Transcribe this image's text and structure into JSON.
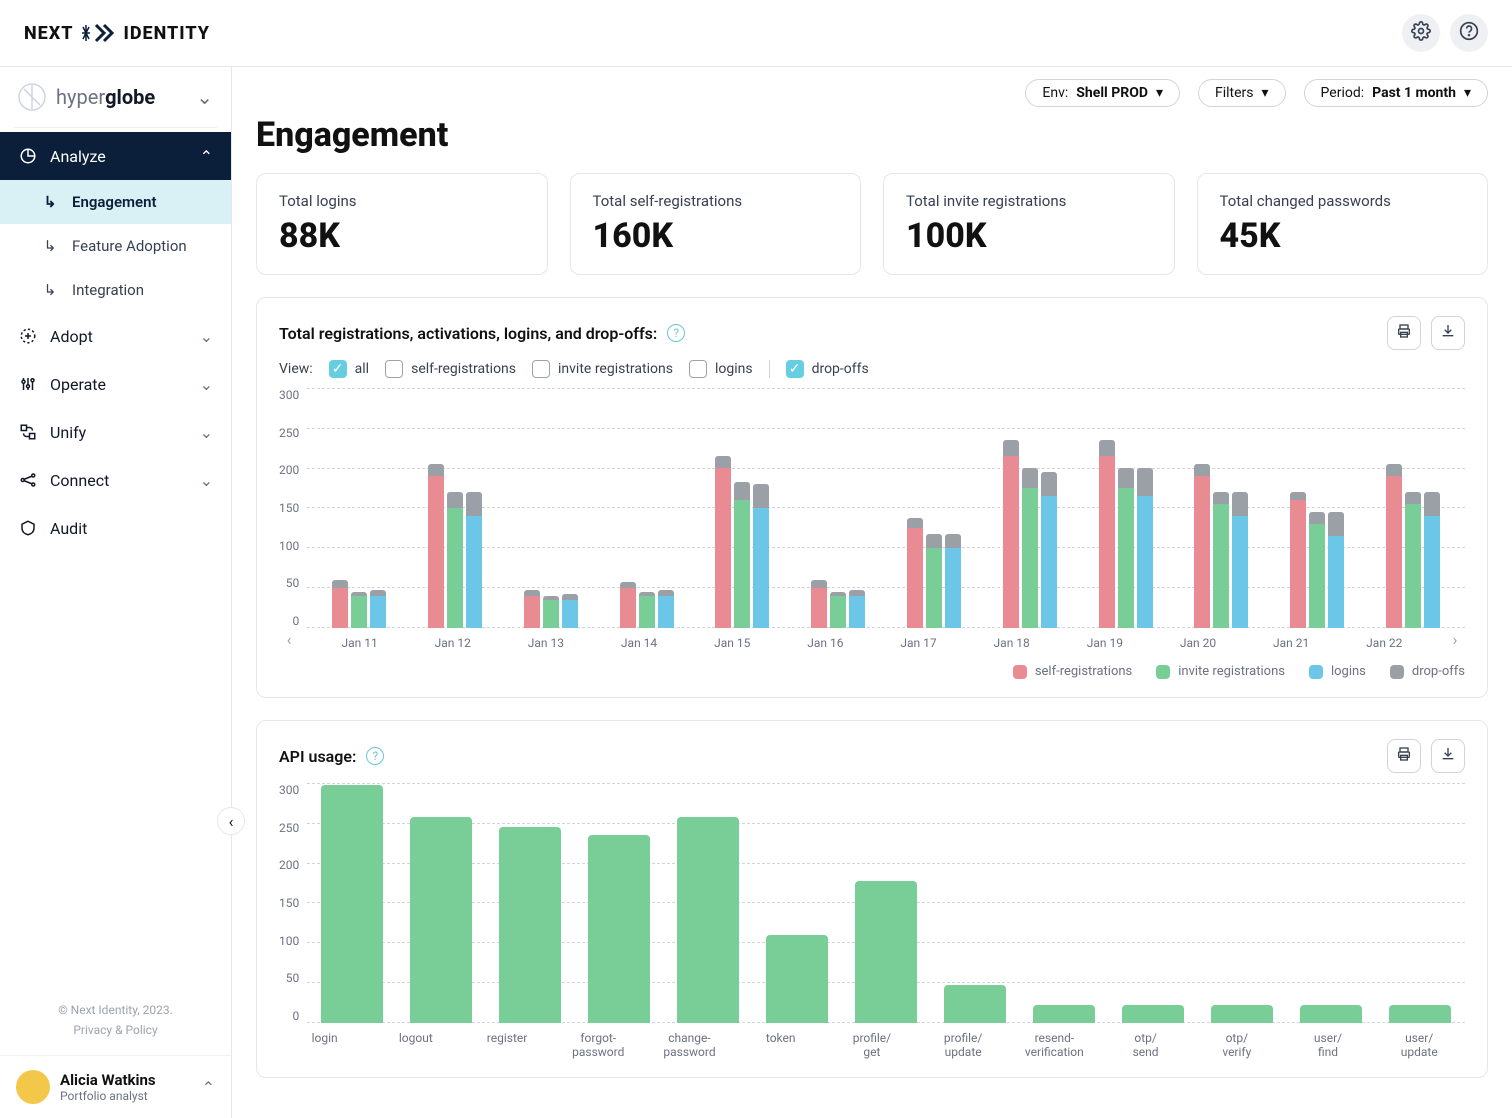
{
  "brand": {
    "left": "NEXT",
    "right": "IDENTITY"
  },
  "tenant": {
    "prefix": "hyper",
    "suffix": "globe"
  },
  "filters": {
    "env_label": "Env:",
    "env_value": "Shell PROD",
    "filters_label": "Filters",
    "period_label": "Period:",
    "period_value": "Past 1 month"
  },
  "page_title": "Engagement",
  "nav": {
    "analyze": "Analyze",
    "engagement": "Engagement",
    "feature_adoption": "Feature Adoption",
    "integration": "Integration",
    "adopt": "Adopt",
    "operate": "Operate",
    "unify": "Unify",
    "connect": "Connect",
    "audit": "Audit"
  },
  "kpis": [
    {
      "label": "Total logins",
      "value": "88K"
    },
    {
      "label": "Total self-registrations",
      "value": "160K"
    },
    {
      "label": "Total invite registrations",
      "value": "100K"
    },
    {
      "label": "Total changed passwords",
      "value": "45K"
    }
  ],
  "chart1": {
    "title": "Total registrations, activations, logins, and drop-offs:",
    "view_label": "View:",
    "filters": {
      "all": "all",
      "self": "self-registrations",
      "invite": "invite registrations",
      "logins": "logins",
      "dropoffs": "drop-offs"
    },
    "legend": {
      "self": "self-registrations",
      "invite": "invite registrations",
      "logins": "logins",
      "dropoffs": "drop-offs"
    }
  },
  "chart2": {
    "title": "API usage:"
  },
  "footer": {
    "copyright": "© Next Identity, 2023.",
    "privacy": "Privacy & Policy"
  },
  "user": {
    "name": "Alicia Watkins",
    "role": "Portfolio analyst"
  },
  "colors": {
    "self": "#e98b93",
    "invite": "#79cd97",
    "logins": "#6cc6e8",
    "dropoffs": "#9aa0a6",
    "api": "#79cd97"
  },
  "chart_data": [
    {
      "type": "bar",
      "title": "Total registrations, activations, logins, and drop-offs:",
      "categories": [
        "Jan 11",
        "Jan 12",
        "Jan 13",
        "Jan 14",
        "Jan 15",
        "Jan 16",
        "Jan 17",
        "Jan 18",
        "Jan 19",
        "Jan 20",
        "Jan 21",
        "Jan 22"
      ],
      "ylim": [
        0,
        300
      ],
      "yticks": [
        0,
        50,
        100,
        150,
        200,
        250,
        300
      ],
      "stacked_series": [
        {
          "name": "self-registrations",
          "base": [
            50,
            190,
            40,
            50,
            200,
            50,
            125,
            215,
            215,
            190,
            160,
            190
          ],
          "dropoff": [
            10,
            15,
            8,
            8,
            15,
            10,
            12,
            20,
            20,
            15,
            10,
            15
          ]
        },
        {
          "name": "invite registrations",
          "base": [
            40,
            150,
            35,
            40,
            160,
            40,
            100,
            175,
            175,
            155,
            130,
            155
          ],
          "dropoff": [
            5,
            20,
            5,
            5,
            22,
            5,
            18,
            25,
            25,
            15,
            15,
            15
          ]
        },
        {
          "name": "logins",
          "base": [
            40,
            140,
            35,
            40,
            150,
            40,
            100,
            165,
            165,
            140,
            115,
            140
          ],
          "dropoff": [
            8,
            30,
            8,
            8,
            30,
            8,
            18,
            30,
            35,
            30,
            30,
            30
          ]
        }
      ],
      "legend": [
        "self-registrations",
        "invite registrations",
        "logins",
        "drop-offs"
      ]
    },
    {
      "type": "bar",
      "title": "API usage:",
      "categories": [
        "login",
        "logout",
        "register",
        "forgot-password",
        "change-password",
        "token",
        "profile/get",
        "profile/update",
        "resend-verification",
        "otp/send",
        "otp/verify",
        "user/find",
        "user/update"
      ],
      "values": [
        298,
        258,
        245,
        235,
        258,
        110,
        178,
        48,
        22,
        22,
        22,
        22,
        22
      ],
      "ylim": [
        0,
        300
      ],
      "yticks": [
        0,
        50,
        100,
        150,
        200,
        250,
        300
      ]
    }
  ]
}
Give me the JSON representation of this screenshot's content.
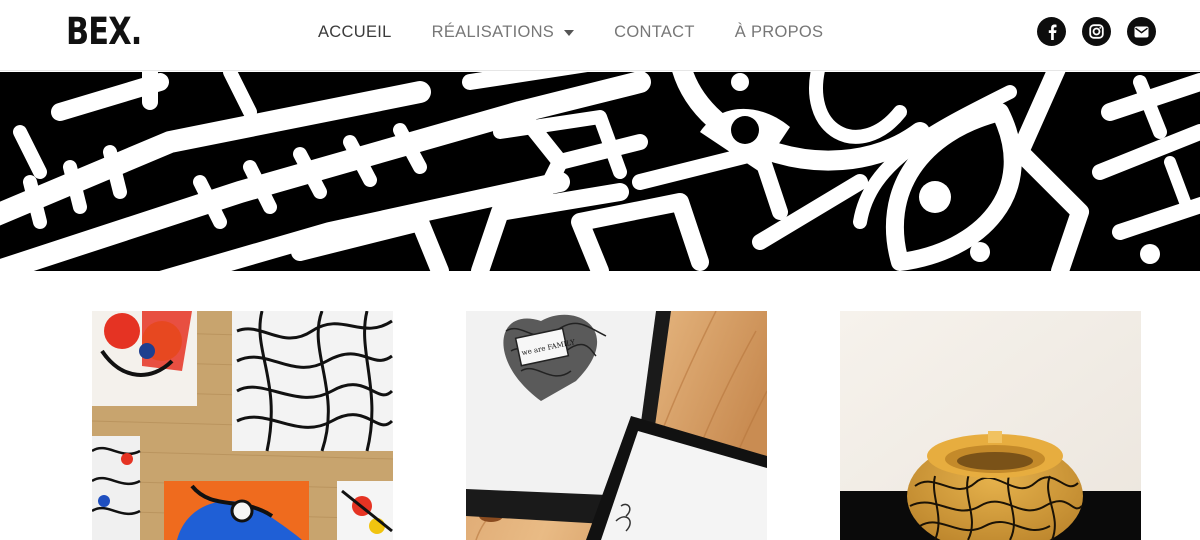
{
  "header": {
    "logo": "BEX.",
    "nav": [
      {
        "label": "ACCUEIL",
        "active": true
      },
      {
        "label": "RÉALISATIONS",
        "dropdown": true
      },
      {
        "label": "CONTACT"
      },
      {
        "label": "À PROPOS"
      }
    ],
    "social_icons": [
      "facebook-icon",
      "instagram-icon",
      "email-icon"
    ]
  },
  "gallery": {
    "tiles": [
      {
        "description_icon": "colorful-tiles-artwork"
      },
      {
        "text": "we are FAMILY"
      },
      {
        "description_icon": "painted-ashtray"
      }
    ]
  },
  "colors": {
    "nav_text": "#777777",
    "nav_active": "#3b3b3b",
    "icon_bg": "#0d0d0d",
    "banner_bg": "#000000"
  }
}
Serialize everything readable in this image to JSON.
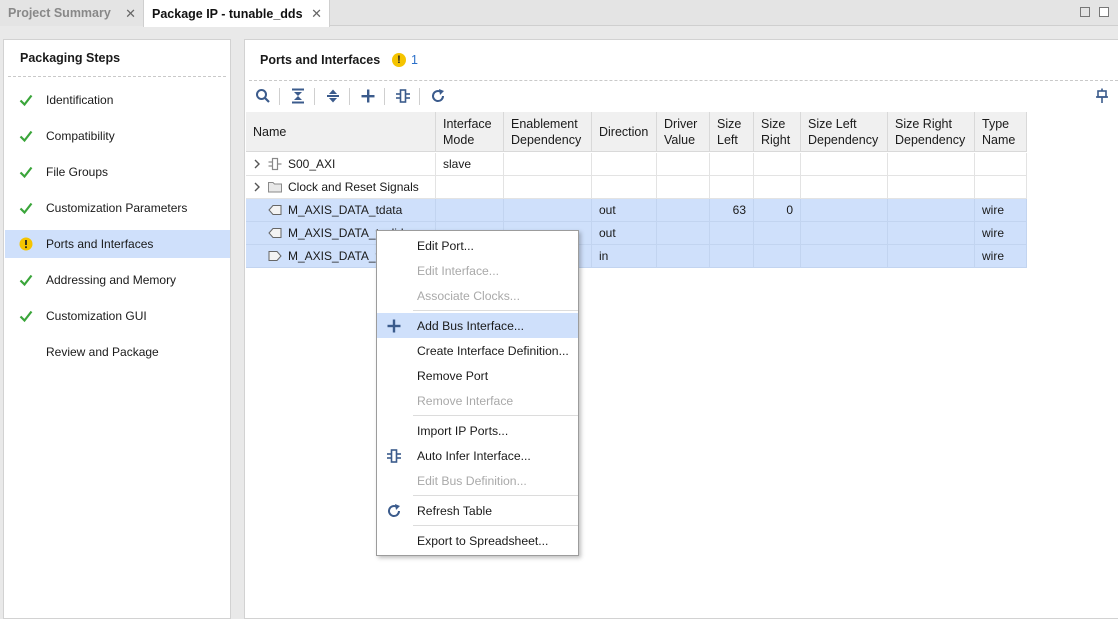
{
  "tabs": [
    {
      "label": "Project Summary"
    },
    {
      "label": "Package IP - tunable_dds"
    }
  ],
  "steps_panel": {
    "title": "Packaging Steps",
    "steps": [
      {
        "label": "Identification",
        "status": "done"
      },
      {
        "label": "Compatibility",
        "status": "done"
      },
      {
        "label": "File Groups",
        "status": "done"
      },
      {
        "label": "Customization Parameters",
        "status": "done"
      },
      {
        "label": "Ports and Interfaces",
        "status": "warning"
      },
      {
        "label": "Addressing and Memory",
        "status": "done"
      },
      {
        "label": "Customization GUI",
        "status": "done"
      },
      {
        "label": "Review and Package",
        "status": "none"
      }
    ]
  },
  "ports_panel": {
    "title": "Ports and Interfaces",
    "warning_count": "1",
    "toolbar": [
      "search-icon",
      "collapse-all-icon",
      "expand-all-icon",
      "add-icon",
      "auto-infer-icon",
      "refresh-icon"
    ]
  },
  "table": {
    "headers": [
      "Name",
      "Interface Mode",
      "Enablement Dependency",
      "Direction",
      "Driver Value",
      "Size Left",
      "Size Right",
      "Size Left Dependency",
      "Size Right Dependency",
      "Type Name"
    ],
    "rows": [
      {
        "name": "S00_AXI",
        "mode": "slave",
        "enable": "",
        "dir": "",
        "driver": "",
        "size_left": "",
        "size_right": "",
        "sl_dep": "",
        "sr_dep": "",
        "type": ""
      },
      {
        "name": "Clock and Reset Signals",
        "mode": "",
        "enable": "",
        "dir": "",
        "driver": "",
        "size_left": "",
        "size_right": "",
        "sl_dep": "",
        "sr_dep": "",
        "type": ""
      },
      {
        "name": "M_AXIS_DATA_tdata",
        "mode": "",
        "enable": "",
        "dir": "out",
        "driver": "",
        "size_left": "63",
        "size_right": "0",
        "sl_dep": "",
        "sr_dep": "",
        "type": "wire"
      },
      {
        "name": "M_AXIS_DATA_tvalid",
        "mode": "",
        "enable": "",
        "dir": "out",
        "driver": "",
        "size_left": "",
        "size_right": "",
        "sl_dep": "",
        "sr_dep": "",
        "type": "wire"
      },
      {
        "name": "M_AXIS_DATA_tready",
        "mode": "",
        "enable": "",
        "dir": "in",
        "driver": "",
        "size_left": "",
        "size_right": "",
        "sl_dep": "",
        "sr_dep": "",
        "type": "wire"
      }
    ]
  },
  "context_menu": {
    "items": [
      {
        "label": "Edit Port...",
        "enabled": true
      },
      {
        "label": "Edit Interface...",
        "enabled": false
      },
      {
        "label": "Associate Clocks...",
        "enabled": false
      },
      {
        "label": "Add Bus Interface...",
        "enabled": true,
        "icon": "plus-icon"
      },
      {
        "label": "Create Interface Definition...",
        "enabled": true
      },
      {
        "label": "Remove Port",
        "enabled": true
      },
      {
        "label": "Remove Interface",
        "enabled": false
      },
      {
        "label": "Import IP Ports...",
        "enabled": true
      },
      {
        "label": "Auto Infer Interface...",
        "enabled": true,
        "icon": "auto-infer-icon"
      },
      {
        "label": "Edit Bus Definition...",
        "enabled": false
      },
      {
        "label": "Refresh Table",
        "enabled": true,
        "icon": "refresh-icon"
      },
      {
        "label": "Export to Spreadsheet...",
        "enabled": true
      }
    ]
  },
  "colors": {
    "selection": "#cfe0fb",
    "check_green": "#3aa53a",
    "warning_yellow": "#f5c400",
    "icon_blue": "#3b5b8c"
  }
}
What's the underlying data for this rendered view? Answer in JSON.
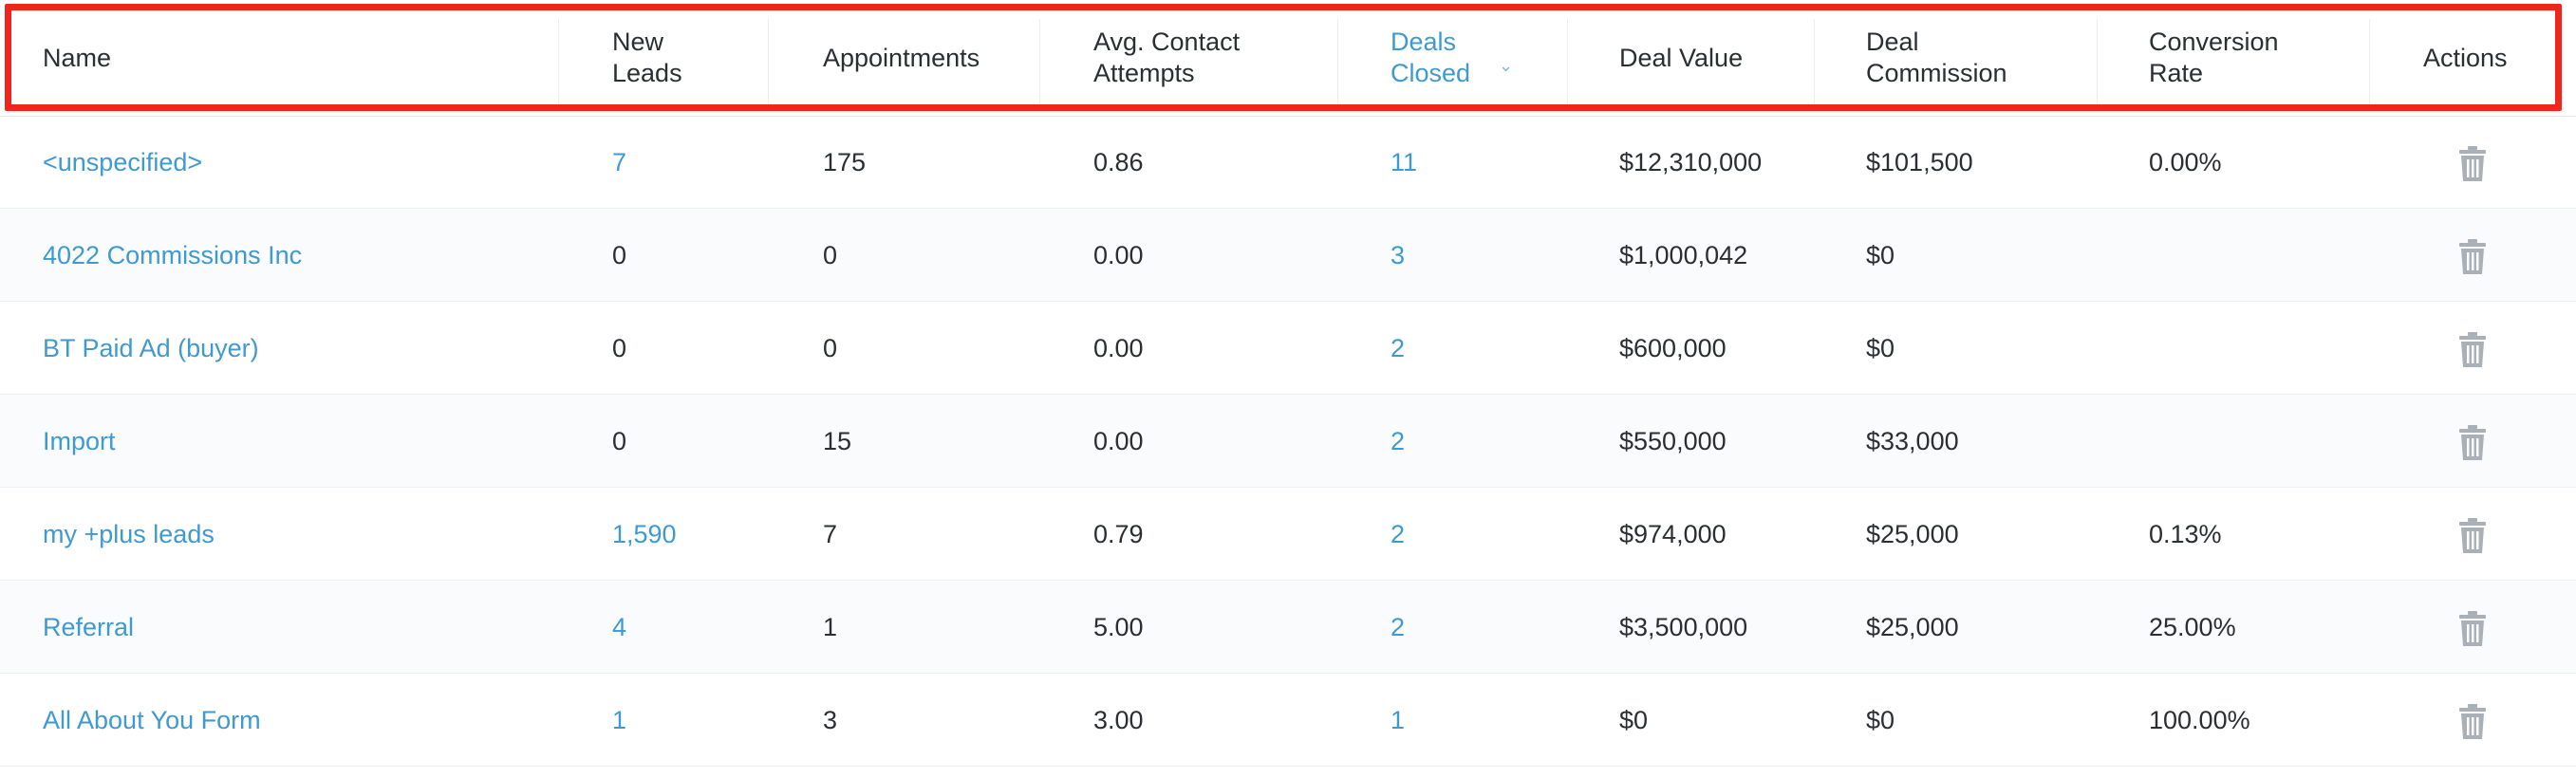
{
  "table": {
    "headers": {
      "name": "Name",
      "new_leads": "New Leads",
      "appointments": "Appointments",
      "avg_contact_attempts": "Avg. Contact Attempts",
      "deals_closed": "Deals Closed",
      "deal_value": "Deal Value",
      "deal_commission": "Deal Commission",
      "conversion_rate": "Conversion Rate",
      "actions": "Actions"
    },
    "sort": {
      "column": "deals_closed",
      "direction": "descending",
      "icon": "chevron-down-icon"
    },
    "rows": [
      {
        "name": "<unspecified>",
        "new_leads": "7",
        "appointments": "175",
        "avg_contact_attempts": "0.86",
        "deals_closed": "11",
        "deal_value": "$12,310,000",
        "deal_commission": "$101,500",
        "conversion_rate": "0.00%"
      },
      {
        "name": "4022 Commissions Inc",
        "new_leads": "0",
        "appointments": "0",
        "avg_contact_attempts": "0.00",
        "deals_closed": "3",
        "deal_value": "$1,000,042",
        "deal_commission": "$0",
        "conversion_rate": ""
      },
      {
        "name": "BT Paid Ad (buyer)",
        "new_leads": "0",
        "appointments": "0",
        "avg_contact_attempts": "0.00",
        "deals_closed": "2",
        "deal_value": "$600,000",
        "deal_commission": "$0",
        "conversion_rate": ""
      },
      {
        "name": "Import",
        "new_leads": "0",
        "appointments": "15",
        "avg_contact_attempts": "0.00",
        "deals_closed": "2",
        "deal_value": "$550,000",
        "deal_commission": "$33,000",
        "conversion_rate": ""
      },
      {
        "name": "my +plus leads",
        "new_leads": "1,590",
        "appointments": "7",
        "avg_contact_attempts": "0.79",
        "deals_closed": "2",
        "deal_value": "$974,000",
        "deal_commission": "$25,000",
        "conversion_rate": "0.13%"
      },
      {
        "name": "Referral",
        "new_leads": "4",
        "appointments": "1",
        "avg_contact_attempts": "5.00",
        "deals_closed": "2",
        "deal_value": "$3,500,000",
        "deal_commission": "$25,000",
        "conversion_rate": "25.00%"
      },
      {
        "name": "All About You Form",
        "new_leads": "1",
        "appointments": "3",
        "avg_contact_attempts": "3.00",
        "deals_closed": "1",
        "deal_value": "$0",
        "deal_commission": "$0",
        "conversion_rate": "100.00%"
      }
    ],
    "row_action_icon": "trash-icon"
  },
  "colors": {
    "link": "#3e9ad1",
    "text": "#2b2f33",
    "icon": "#a9b0b8",
    "highlight_border": "#f0261c",
    "row_alt_bg": "#fafbfc"
  }
}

→ **WHAT YOU WILL DO**: Copy all lines from the listing that contain "Remove".

→ **RESULT FOR THIS EXERCISE**:
        "label": "Remove Port",
        "label": "Remove Interface",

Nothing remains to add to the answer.